» **TASK STATEMENT**: Exactly reproduce all the records, keeping pictures out of the copy.

-- start of DATA IN THIS EXERCISE --

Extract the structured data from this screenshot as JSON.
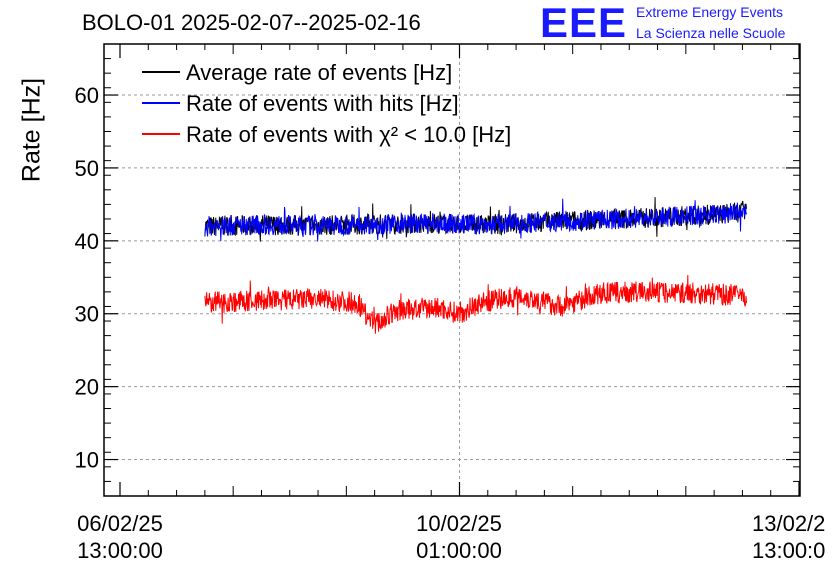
{
  "header": {
    "title": "BOLO-01 2025-02-07--2025-02-16",
    "logo_text": "EEE",
    "logo_line1": "Extreme Energy Events",
    "logo_line2": "La Scienza nelle Scuole"
  },
  "colors": {
    "average": "#000000",
    "hits": "#0000ff",
    "chi2": "#ff0000",
    "logo": "#1a1aff"
  },
  "chart_data": {
    "type": "line",
    "title": "BOLO-01 2025-02-07--2025-02-16",
    "ylabel": "Rate [Hz]",
    "xlabel": "",
    "ylim": [
      5,
      67
    ],
    "yticks": [
      10,
      20,
      30,
      40,
      50,
      60
    ],
    "grid": true,
    "legend_position": "top-left",
    "xtick_labels": [
      {
        "date": "06/02/25",
        "time": "13:00:00"
      },
      {
        "date": "10/02/25",
        "time": "01:00:00"
      },
      {
        "date": "13/02/2",
        "time": "13:00:0"
      }
    ],
    "x_range": [
      "2025-02-06 13:00",
      "2025-02-13 13:00"
    ],
    "series": [
      {
        "name": "Average rate of events [Hz]",
        "color": "#000000",
        "x": [
          "2025-02-07 10:00",
          "2025-02-08 00:00",
          "2025-02-08 14:00",
          "2025-02-09 04:00",
          "2025-02-09 18:00",
          "2025-02-10 08:00",
          "2025-02-10 22:00",
          "2025-02-11 12:00",
          "2025-02-12 02:00",
          "2025-02-12 16:00",
          "2025-02-13 00:00"
        ],
        "y": [
          42.0,
          42.2,
          42.1,
          42.3,
          42.4,
          42.2,
          42.6,
          42.9,
          43.2,
          43.6,
          44.0
        ]
      },
      {
        "name": "Rate of events with hits [Hz]",
        "color": "#0000ff",
        "x": [
          "2025-02-07 10:00",
          "2025-02-08 00:00",
          "2025-02-08 14:00",
          "2025-02-09 04:00",
          "2025-02-09 18:00",
          "2025-02-10 08:00",
          "2025-02-10 22:00",
          "2025-02-11 12:00",
          "2025-02-12 02:00",
          "2025-02-12 16:00",
          "2025-02-13 00:00"
        ],
        "y": [
          42.0,
          42.2,
          42.1,
          42.3,
          42.4,
          42.2,
          42.6,
          42.9,
          43.2,
          43.6,
          44.0
        ]
      },
      {
        "name": "Rate of events with χ² < 10.0 [Hz]",
        "color": "#ff0000",
        "x": [
          "2025-02-07 10:00",
          "2025-02-08 00:00",
          "2025-02-08 14:00",
          "2025-02-09 00:00",
          "2025-02-09 04:00",
          "2025-02-09 10:00",
          "2025-02-09 20:00",
          "2025-02-10 01:00",
          "2025-02-10 06:00",
          "2025-02-10 16:00",
          "2025-02-11 02:00",
          "2025-02-11 12:00",
          "2025-02-12 00:00",
          "2025-02-12 12:00",
          "2025-02-13 00:00"
        ],
        "y": [
          31.5,
          31.8,
          32.0,
          31.5,
          28.5,
          30.5,
          30.8,
          30.0,
          31.5,
          32.5,
          31.0,
          32.8,
          33.0,
          32.8,
          32.5
        ]
      }
    ]
  }
}
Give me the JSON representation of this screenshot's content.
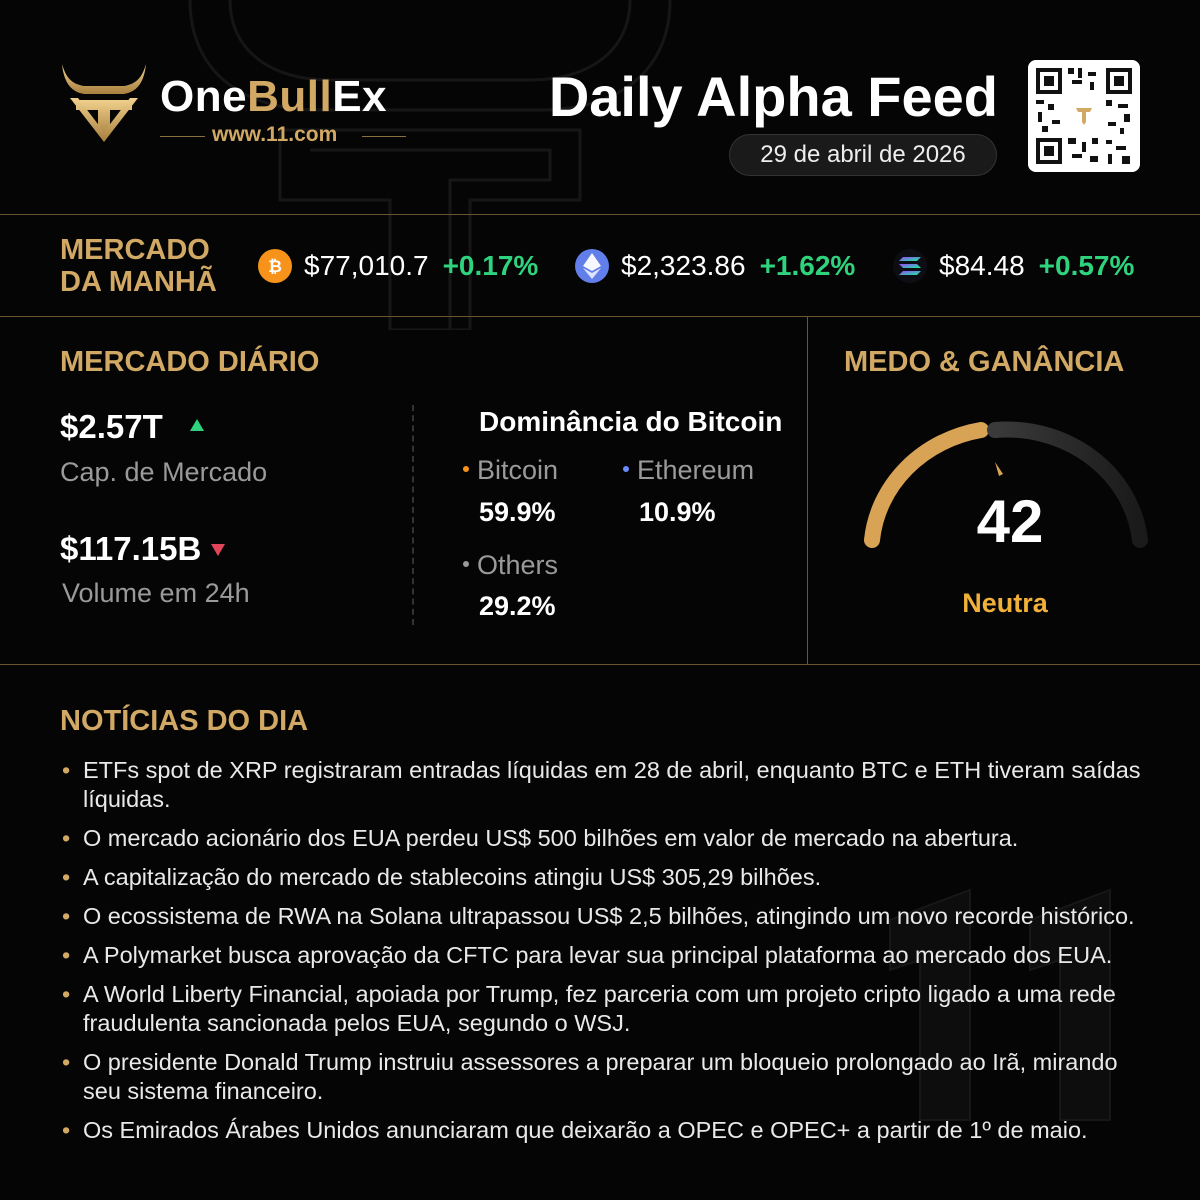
{
  "brand": {
    "one": "One",
    "bull": "Bull",
    "ex": "Ex",
    "site": "www.11.com"
  },
  "header": {
    "title": "Daily Alpha Feed",
    "date": "29 de abril de 2026"
  },
  "morning": {
    "title_line1": "MERCADO",
    "title_line2": "DA MANHÃ",
    "coins": [
      {
        "icon": "bitcoin-icon",
        "price": "$77,010.7",
        "change": "+0.17%"
      },
      {
        "icon": "ethereum-icon",
        "price": "$2,323.86",
        "change": "+1.62%"
      },
      {
        "icon": "solana-icon",
        "price": "$84.48",
        "change": "+0.57%"
      }
    ]
  },
  "daily": {
    "title": "MERCADO DIÁRIO",
    "market_cap": {
      "value": "$2.57T",
      "label": "Cap. de Mercado",
      "direction": "up"
    },
    "volume": {
      "value": "$117.15B",
      "label": "Volume em 24h",
      "direction": "down"
    },
    "dominance": {
      "title": "Dominância do Bitcoin",
      "items": [
        {
          "label": "Bitcoin",
          "value": "59.9%",
          "color": "#f7931a"
        },
        {
          "label": "Ethereum",
          "value": "10.9%",
          "color": "#6a8cff"
        },
        {
          "label": "Others",
          "value": "29.2%",
          "color": "#9a9a9a"
        }
      ]
    }
  },
  "fear_greed": {
    "title": "MEDO & GANÂNCIA",
    "value": "42",
    "label": "Neutra"
  },
  "news": {
    "title": "NOTÍCIAS DO DIA",
    "items": [
      "ETFs spot de XRP registraram entradas líquidas em 28 de abril, enquanto BTC e ETH tiveram saídas líquidas.",
      "O mercado acionário dos EUA perdeu US$ 500 bilhões em valor de mercado na abertura.",
      "A capitalização do mercado de stablecoins atingiu US$ 305,29 bilhões.",
      "O ecossistema de RWA na Solana ultrapassou US$ 2,5 bilhões, atingindo um novo recorde histórico.",
      "A Polymarket busca aprovação da CFTC para levar sua principal plataforma ao mercado dos EUA.",
      "A World Liberty Financial, apoiada por Trump, fez parceria com um projeto cripto ligado a uma rede fraudulenta sancionada pelos EUA, segundo o WSJ.",
      "O presidente Donald Trump instruiu assessores a preparar um bloqueio prolongado ao Irã, mirando seu sistema financeiro.",
      "Os Emirados Árabes Unidos anunciaram que deixarão a OPEC e OPEC+ a partir de 1º de maio."
    ]
  },
  "colors": {
    "gold": "#d2a964",
    "positive": "#2fd37d",
    "negative": "#e0455a",
    "neutral": "#f0b03a"
  }
}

-- end of DATA IN THIS EXERCISE --

» **SOLUTION TO THIS EXERCISE**:
Extract the structured data from this screenshot as JSON.
{
  "header": {
    "title": "BOLO-01 2025-02-07--2025-02-16",
    "logo_text": "EEE",
    "logo_line1": "Extreme Energy Events",
    "logo_line2": "La Scienza nelle Scuole"
  },
  "colors": {
    "average": "#000000",
    "hits": "#0000ff",
    "chi2": "#ff0000",
    "logo": "#1a1aff"
  },
  "chart_data": {
    "type": "line",
    "title": "BOLO-01 2025-02-07--2025-02-16",
    "ylabel": "Rate [Hz]",
    "xlabel": "",
    "ylim": [
      5,
      67
    ],
    "yticks": [
      10,
      20,
      30,
      40,
      50,
      60
    ],
    "grid": true,
    "legend_position": "top-left",
    "xtick_labels": [
      {
        "date": "06/02/25",
        "time": "13:00:00"
      },
      {
        "date": "10/02/25",
        "time": "01:00:00"
      },
      {
        "date": "13/02/2",
        "time": "13:00:0"
      }
    ],
    "x_range": [
      "2025-02-06 13:00",
      "2025-02-13 13:00"
    ],
    "series": [
      {
        "name": "Average rate of events [Hz]",
        "color": "#000000",
        "x": [
          "2025-02-07 10:00",
          "2025-02-08 00:00",
          "2025-02-08 14:00",
          "2025-02-09 04:00",
          "2025-02-09 18:00",
          "2025-02-10 08:00",
          "2025-02-10 22:00",
          "2025-02-11 12:00",
          "2025-02-12 02:00",
          "2025-02-12 16:00",
          "2025-02-13 00:00"
        ],
        "y": [
          42.0,
          42.2,
          42.1,
          42.3,
          42.4,
          42.2,
          42.6,
          42.9,
          43.2,
          43.6,
          44.0
        ]
      },
      {
        "name": "Rate of events with hits [Hz]",
        "color": "#0000ff",
        "x": [
          "2025-02-07 10:00",
          "2025-02-08 00:00",
          "2025-02-08 14:00",
          "2025-02-09 04:00",
          "2025-02-09 18:00",
          "2025-02-10 08:00",
          "2025-02-10 22:00",
          "2025-02-11 12:00",
          "2025-02-12 02:00",
          "2025-02-12 16:00",
          "2025-02-13 00:00"
        ],
        "y": [
          42.0,
          42.2,
          42.1,
          42.3,
          42.4,
          42.2,
          42.6,
          42.9,
          43.2,
          43.6,
          44.0
        ]
      },
      {
        "name": "Rate of events with χ² < 10.0 [Hz]",
        "color": "#ff0000",
        "x": [
          "2025-02-07 10:00",
          "2025-02-08 00:00",
          "2025-02-08 14:00",
          "2025-02-09 00:00",
          "2025-02-09 04:00",
          "2025-02-09 10:00",
          "2025-02-09 20:00",
          "2025-02-10 01:00",
          "2025-02-10 06:00",
          "2025-02-10 16:00",
          "2025-02-11 02:00",
          "2025-02-11 12:00",
          "2025-02-12 00:00",
          "2025-02-12 12:00",
          "2025-02-13 00:00"
        ],
        "y": [
          31.5,
          31.8,
          32.0,
          31.5,
          28.5,
          30.5,
          30.8,
          30.0,
          31.5,
          32.5,
          31.0,
          32.8,
          33.0,
          32.8,
          32.5
        ]
      }
    ]
  }
}
Give me the JSON representation of this screenshot's content.
{
  "brand": {
    "one": "One",
    "bull": "Bull",
    "ex": "Ex",
    "site": "www.11.com"
  },
  "header": {
    "title": "Daily Alpha Feed",
    "date": "29 de abril de 2026"
  },
  "morning": {
    "title_line1": "MERCADO",
    "title_line2": "DA MANHÃ",
    "coins": [
      {
        "icon": "bitcoin-icon",
        "price": "$77,010.7",
        "change": "+0.17%"
      },
      {
        "icon": "ethereum-icon",
        "price": "$2,323.86",
        "change": "+1.62%"
      },
      {
        "icon": "solana-icon",
        "price": "$84.48",
        "change": "+0.57%"
      }
    ]
  },
  "daily": {
    "title": "MERCADO DIÁRIO",
    "market_cap": {
      "value": "$2.57T",
      "label": "Cap. de Mercado",
      "direction": "up"
    },
    "volume": {
      "value": "$117.15B",
      "label": "Volume em 24h",
      "direction": "down"
    },
    "dominance": {
      "title": "Dominância do Bitcoin",
      "items": [
        {
          "label": "Bitcoin",
          "value": "59.9%",
          "color": "#f7931a"
        },
        {
          "label": "Ethereum",
          "value": "10.9%",
          "color": "#6a8cff"
        },
        {
          "label": "Others",
          "value": "29.2%",
          "color": "#9a9a9a"
        }
      ]
    }
  },
  "fear_greed": {
    "title": "MEDO & GANÂNCIA",
    "value": "42",
    "label": "Neutra"
  },
  "news": {
    "title": "NOTÍCIAS DO DIA",
    "items": [
      "ETFs spot de XRP registraram entradas líquidas em 28 de abril, enquanto BTC e ETH tiveram saídas líquidas.",
      "O mercado acionário dos EUA perdeu US$ 500 bilhões em valor de mercado na abertura.",
      "A capitalização do mercado de stablecoins atingiu US$ 305,29 bilhões.",
      "O ecossistema de RWA na Solana ultrapassou US$ 2,5 bilhões, atingindo um novo recorde histórico.",
      "A Polymarket busca aprovação da CFTC para levar sua principal plataforma ao mercado dos EUA.",
      "A World Liberty Financial, apoiada por Trump, fez parceria com um projeto cripto ligado a uma rede fraudulenta sancionada pelos EUA, segundo o WSJ.",
      "O presidente Donald Trump instruiu assessores a preparar um bloqueio prolongado ao Irã, mirando seu sistema financeiro.",
      "Os Emirados Árabes Unidos anunciaram que deixarão a OPEC e OPEC+ a partir de 1º de maio."
    ]
  },
  "colors": {
    "gold": "#d2a964",
    "positive": "#2fd37d",
    "negative": "#e0455a",
    "neutral": "#f0b03a"
  }
}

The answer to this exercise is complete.